> TASK DESCRIPTION:
Extend the snapshot-decoding test plan below, picking up directly after its final table row.

> PASSAGE FOR REVIEW:
Phase 0c — Operator integration

  • Stop-replace-restart runbook in docs/operations/.
  • Cluster-id and version-compatibility guards.
  • Tar / tar+zstd helpers for shipping decoded directory trees off the host.

Required Tests

P0

Test Verifies
TestFilenameEncodingRoundTrip Random bytes → encode → decode → original; long segments overflow into SHA-256 fallback; binary keys take the b64. path
TestSnapshotDecodeAllAdapters A synthetic .fsm containing one record per adapter (DynamoDB, S3, Redis × all types, SQS) decodes to the documented directory shape; record contents match the inputs
TestS3DecodeReassemblesObject Multipart object stored across N parts and M chunks per part round-trips bytewise to a single decoded file; .elastickv-meta.json matches manifest
TestRedisDecodeAllTypes One key per type round-trips through decode + the Phase 0b encode back to a .fsm whose Pebble image matches the original
TestSQSDecodeFifoOrderPreserved Messages with interleaved MessageGroupId are emitted in (send_ts, sequence_number, message_id) order; visibility-state fields zeroed by default
TestStreamTTLPreserved A stream with PEXPIREAT round-trips: expire_at_ms is captured in the _meta line and re-applied by the encoder
TestHLLTTLPreserved TTL'd HLL key surfaces in hll_ttl.jsonl and is re-applied by the encoder; no-TTL HLLs leave hll_ttl.jsonl absent
TestS3PathFileVsDirectoryCollision Bucket holds both path/to (object) and path/to/obj; decoder renames the shorter to path/to.elastickv-leaf-data and records it in KEYMAP.jsonl; MANIFEST.s3_collision_strategy set
TestS3SidecarSuffixCollision A user S3 object key ending in .elastickv-meta.json is rejected without --rename-collisions; with the flag the rename is recorded
TestEncodeDecodeRoundTrip Encoded .fsm decodes back to a directory tree byte-identical to the original (wall-time fields excluded)

Structured page parsing data
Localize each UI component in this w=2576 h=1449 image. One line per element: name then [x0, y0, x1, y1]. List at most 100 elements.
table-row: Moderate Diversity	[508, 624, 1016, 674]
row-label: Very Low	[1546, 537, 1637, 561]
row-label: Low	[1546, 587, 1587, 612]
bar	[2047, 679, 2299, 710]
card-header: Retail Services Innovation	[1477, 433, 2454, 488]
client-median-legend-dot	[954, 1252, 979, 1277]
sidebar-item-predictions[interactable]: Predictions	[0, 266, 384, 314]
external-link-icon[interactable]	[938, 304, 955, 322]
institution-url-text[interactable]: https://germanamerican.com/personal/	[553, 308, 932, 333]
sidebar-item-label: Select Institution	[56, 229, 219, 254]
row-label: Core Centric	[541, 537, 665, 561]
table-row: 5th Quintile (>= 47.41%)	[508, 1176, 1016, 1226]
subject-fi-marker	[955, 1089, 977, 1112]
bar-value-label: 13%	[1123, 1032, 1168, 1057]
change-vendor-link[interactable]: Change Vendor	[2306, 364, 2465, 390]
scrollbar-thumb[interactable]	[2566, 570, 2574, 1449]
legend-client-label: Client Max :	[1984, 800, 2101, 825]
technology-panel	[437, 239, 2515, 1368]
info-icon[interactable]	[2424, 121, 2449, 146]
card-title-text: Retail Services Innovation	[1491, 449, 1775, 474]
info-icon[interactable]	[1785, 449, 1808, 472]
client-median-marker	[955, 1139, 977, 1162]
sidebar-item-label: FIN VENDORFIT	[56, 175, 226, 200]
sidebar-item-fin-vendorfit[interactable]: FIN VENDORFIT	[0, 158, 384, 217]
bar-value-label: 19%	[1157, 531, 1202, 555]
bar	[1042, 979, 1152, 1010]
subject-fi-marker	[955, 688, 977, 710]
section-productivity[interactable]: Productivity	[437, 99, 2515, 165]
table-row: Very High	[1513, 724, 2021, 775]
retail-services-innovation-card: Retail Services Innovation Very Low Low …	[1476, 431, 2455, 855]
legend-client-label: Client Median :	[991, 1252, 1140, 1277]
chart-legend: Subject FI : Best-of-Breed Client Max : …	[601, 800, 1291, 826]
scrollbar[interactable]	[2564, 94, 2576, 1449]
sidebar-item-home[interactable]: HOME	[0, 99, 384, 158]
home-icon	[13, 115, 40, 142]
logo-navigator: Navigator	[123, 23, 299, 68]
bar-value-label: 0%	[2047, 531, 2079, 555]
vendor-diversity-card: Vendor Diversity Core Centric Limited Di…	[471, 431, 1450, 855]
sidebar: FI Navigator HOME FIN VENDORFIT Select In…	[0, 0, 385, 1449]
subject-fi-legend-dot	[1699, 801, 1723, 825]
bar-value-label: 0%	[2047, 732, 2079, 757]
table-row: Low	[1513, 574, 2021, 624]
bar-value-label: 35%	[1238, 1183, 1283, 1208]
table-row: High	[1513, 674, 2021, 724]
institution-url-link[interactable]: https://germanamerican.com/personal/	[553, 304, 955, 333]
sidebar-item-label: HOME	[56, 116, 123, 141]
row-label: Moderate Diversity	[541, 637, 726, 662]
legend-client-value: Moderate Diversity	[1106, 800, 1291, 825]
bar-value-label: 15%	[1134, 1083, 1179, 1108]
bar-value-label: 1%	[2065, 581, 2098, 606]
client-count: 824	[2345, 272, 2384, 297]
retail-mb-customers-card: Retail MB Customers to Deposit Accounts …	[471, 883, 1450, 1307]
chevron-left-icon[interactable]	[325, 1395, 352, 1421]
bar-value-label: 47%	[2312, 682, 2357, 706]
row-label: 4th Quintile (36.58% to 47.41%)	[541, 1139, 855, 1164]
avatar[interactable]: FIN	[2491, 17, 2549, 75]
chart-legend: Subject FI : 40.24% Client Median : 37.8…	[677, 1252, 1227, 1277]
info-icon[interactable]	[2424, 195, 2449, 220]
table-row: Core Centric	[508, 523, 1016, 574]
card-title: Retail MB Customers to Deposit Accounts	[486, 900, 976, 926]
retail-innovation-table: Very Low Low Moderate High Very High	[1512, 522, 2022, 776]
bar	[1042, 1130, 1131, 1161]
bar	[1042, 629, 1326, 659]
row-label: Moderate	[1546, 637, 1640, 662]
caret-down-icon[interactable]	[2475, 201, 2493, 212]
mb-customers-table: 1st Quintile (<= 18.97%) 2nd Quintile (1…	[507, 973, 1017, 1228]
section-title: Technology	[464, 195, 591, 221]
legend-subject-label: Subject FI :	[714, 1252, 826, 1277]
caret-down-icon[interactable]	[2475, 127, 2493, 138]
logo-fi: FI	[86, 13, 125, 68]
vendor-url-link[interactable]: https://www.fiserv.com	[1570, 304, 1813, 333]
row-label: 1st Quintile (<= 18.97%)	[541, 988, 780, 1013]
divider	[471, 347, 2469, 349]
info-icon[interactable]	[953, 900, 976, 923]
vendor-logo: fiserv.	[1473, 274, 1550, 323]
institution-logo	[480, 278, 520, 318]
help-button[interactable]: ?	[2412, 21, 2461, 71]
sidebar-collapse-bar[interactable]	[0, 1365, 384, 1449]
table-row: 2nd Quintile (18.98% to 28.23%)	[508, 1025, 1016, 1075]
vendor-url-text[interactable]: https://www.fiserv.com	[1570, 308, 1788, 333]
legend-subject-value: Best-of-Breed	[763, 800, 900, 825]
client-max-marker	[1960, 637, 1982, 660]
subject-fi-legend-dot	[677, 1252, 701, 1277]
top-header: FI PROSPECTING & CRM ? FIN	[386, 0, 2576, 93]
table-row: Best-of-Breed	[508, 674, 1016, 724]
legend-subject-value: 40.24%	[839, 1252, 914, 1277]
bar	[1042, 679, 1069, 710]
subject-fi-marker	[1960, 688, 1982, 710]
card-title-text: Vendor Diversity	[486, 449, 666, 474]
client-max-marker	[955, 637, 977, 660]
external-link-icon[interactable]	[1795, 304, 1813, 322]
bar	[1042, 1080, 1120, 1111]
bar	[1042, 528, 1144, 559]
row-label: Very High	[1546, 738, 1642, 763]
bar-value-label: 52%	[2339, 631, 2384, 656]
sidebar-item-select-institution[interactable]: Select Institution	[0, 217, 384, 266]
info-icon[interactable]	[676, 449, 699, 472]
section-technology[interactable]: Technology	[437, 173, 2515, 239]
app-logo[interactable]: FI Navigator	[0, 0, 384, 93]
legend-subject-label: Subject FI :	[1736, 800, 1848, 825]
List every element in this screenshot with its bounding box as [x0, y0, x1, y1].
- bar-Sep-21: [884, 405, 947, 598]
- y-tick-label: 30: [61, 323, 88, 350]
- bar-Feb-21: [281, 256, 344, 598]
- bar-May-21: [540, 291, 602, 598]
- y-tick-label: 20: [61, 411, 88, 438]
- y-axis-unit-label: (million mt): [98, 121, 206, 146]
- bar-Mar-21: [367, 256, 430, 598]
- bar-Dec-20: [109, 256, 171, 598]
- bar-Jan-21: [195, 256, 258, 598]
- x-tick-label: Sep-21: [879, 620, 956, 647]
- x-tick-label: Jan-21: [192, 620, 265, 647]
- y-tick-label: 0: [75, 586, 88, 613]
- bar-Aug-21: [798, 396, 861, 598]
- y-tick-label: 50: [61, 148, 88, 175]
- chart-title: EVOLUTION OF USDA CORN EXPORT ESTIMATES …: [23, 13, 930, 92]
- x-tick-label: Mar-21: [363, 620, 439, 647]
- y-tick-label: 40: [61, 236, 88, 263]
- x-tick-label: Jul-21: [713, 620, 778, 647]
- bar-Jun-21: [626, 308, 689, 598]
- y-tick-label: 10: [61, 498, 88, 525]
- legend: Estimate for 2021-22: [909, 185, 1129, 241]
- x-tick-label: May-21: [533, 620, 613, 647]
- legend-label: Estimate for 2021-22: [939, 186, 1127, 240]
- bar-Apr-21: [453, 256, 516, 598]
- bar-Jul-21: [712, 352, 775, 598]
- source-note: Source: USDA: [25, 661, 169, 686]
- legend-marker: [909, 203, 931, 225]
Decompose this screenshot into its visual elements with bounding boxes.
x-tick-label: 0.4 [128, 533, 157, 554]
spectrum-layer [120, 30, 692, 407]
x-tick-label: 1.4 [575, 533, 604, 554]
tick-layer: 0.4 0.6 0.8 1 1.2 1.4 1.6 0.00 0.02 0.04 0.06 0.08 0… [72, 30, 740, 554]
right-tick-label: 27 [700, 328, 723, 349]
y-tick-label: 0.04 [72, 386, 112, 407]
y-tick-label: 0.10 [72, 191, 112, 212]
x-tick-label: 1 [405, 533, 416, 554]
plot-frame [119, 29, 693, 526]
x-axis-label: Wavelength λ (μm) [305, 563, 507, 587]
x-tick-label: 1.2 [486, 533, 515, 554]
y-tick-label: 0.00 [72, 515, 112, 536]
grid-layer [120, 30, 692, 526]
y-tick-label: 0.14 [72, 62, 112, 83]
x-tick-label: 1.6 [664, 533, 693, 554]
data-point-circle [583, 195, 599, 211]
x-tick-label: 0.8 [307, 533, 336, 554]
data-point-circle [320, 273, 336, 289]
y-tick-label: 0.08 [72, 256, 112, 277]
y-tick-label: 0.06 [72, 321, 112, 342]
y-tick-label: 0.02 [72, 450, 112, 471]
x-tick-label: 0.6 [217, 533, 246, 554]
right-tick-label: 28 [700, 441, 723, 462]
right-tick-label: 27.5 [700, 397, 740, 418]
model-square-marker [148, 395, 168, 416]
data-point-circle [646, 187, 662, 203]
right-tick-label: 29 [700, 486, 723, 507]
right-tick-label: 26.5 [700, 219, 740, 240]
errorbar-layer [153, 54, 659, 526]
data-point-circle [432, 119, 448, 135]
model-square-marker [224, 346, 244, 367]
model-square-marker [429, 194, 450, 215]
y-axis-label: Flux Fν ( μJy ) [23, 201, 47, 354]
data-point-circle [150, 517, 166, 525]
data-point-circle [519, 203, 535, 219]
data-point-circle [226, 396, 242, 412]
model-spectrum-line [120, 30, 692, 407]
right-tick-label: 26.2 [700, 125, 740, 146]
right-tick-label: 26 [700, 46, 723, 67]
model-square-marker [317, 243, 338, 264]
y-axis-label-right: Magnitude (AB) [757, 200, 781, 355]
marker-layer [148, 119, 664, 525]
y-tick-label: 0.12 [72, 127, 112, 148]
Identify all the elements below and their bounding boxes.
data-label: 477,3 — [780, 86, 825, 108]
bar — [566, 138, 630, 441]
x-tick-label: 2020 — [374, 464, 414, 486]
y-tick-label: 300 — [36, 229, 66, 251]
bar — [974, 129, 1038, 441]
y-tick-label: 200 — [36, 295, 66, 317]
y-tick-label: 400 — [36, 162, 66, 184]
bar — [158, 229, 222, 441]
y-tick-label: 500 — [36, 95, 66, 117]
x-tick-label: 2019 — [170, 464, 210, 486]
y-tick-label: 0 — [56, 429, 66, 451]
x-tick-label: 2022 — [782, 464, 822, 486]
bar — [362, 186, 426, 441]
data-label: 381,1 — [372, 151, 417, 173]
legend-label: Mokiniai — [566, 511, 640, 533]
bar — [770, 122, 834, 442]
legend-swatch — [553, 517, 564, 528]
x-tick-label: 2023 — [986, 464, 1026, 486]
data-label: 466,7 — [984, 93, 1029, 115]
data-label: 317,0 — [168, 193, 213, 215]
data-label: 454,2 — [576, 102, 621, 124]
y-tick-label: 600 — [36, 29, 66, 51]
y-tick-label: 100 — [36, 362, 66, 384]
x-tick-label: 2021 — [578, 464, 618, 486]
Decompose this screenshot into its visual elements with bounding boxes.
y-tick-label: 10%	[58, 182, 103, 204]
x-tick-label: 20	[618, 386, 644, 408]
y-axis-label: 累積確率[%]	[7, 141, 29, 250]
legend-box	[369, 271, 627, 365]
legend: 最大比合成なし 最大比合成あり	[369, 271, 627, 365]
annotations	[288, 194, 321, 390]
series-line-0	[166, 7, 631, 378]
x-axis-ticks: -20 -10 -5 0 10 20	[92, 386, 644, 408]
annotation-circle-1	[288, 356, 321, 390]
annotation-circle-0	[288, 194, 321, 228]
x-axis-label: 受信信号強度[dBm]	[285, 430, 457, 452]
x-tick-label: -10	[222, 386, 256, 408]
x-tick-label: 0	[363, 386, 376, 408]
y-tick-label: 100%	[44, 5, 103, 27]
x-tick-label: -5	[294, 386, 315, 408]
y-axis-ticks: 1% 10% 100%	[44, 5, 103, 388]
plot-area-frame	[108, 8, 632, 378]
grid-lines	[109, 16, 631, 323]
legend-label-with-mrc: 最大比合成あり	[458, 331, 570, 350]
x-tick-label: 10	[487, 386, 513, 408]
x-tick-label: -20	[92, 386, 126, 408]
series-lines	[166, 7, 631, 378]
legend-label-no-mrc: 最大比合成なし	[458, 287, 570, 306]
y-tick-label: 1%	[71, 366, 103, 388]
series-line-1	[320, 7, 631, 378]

> ANSWER SECTION:
TestManifestVersionGate Decoder refuses inputs with format_version > current_major; same-major-newer-minor allowed; older-major refused with a clear message
TestDecoderRejectsTruncatedFSM A .fsm truncated mid-entry (or carrying a bad magic header) is rejected with a typed error (ErrSnapshotTruncated / ErrSnapshotBadMagic) before a partial record is emitted — the native format has no checksum footer, so corruption is caught at the magic header and the per-entry length-prefix EOF boundary

P1

Test Verifies
TestEncoderProducesLoadableSnapshot Encoder output placed under a fresh node's fsm-snap/ + snap/ is loaded successfully on Open; the resulting cluster serves the original data via every adapter
TestLongKeySHA256Fallback A 1 KiB key encodes to <sha256-prefix-32>__<truncated>; KEYMAP.jsonl records the original; encoder reverses correctly
TestExternalToolReplay Generated aws s3 sync / aws dynamodb put-item / redis-cli --pipe scripts (run in CI against MinIO / a local DynamoDB / a real Redis) reproduce the decoded state on a non-elastickv target
TestEncoderClusterIDGuard Encoder writes cluster_id in MANIFEST.json; the restore runbook step refuses to place the file if the target node's cluster_id differs
TestPhaseFieldDistinguishesPhase0And1 A Phase 1 dump and a Phase 0 dump containing the same logical state both pass the decoder's structural validation but MANIFEST.phase distinguishes them

P2

Test Verifies
FuzzFilenameEncoding Encoder/decoder never panics and is bijective on arbitrary byte input
BenchmarkSnapshotDecodeThroughput Establishes baseline throughput per adapter so Phase 1 has a regression target

References

  • 2026_04_14_implemented_etcd_snapshot_disk_offload.md — the .fsm file format Phase 0 reads and writes.
  • 2026_04_29_proposed_logical_backup.md — Phase 1 (live PIT extraction). Phase 1 produces dumps in the same format defined here.
  • internal/s3keys/keys.go, kv/shard_key.go, adapter/sqs_keys.go, store/{hash,list,set,zset,stream}_helpers.go — the internal key layouts the decoder dispatches on and the encoder reproduces.
  • adapter/dynamodb_storage_codec.go, adapter/sqs_messages.go, adapter/redis_storage_codec.go — internal value envelopes (magic-prefixed protobuf/JSON) that the decoder unwraps and the encoder re-wraps.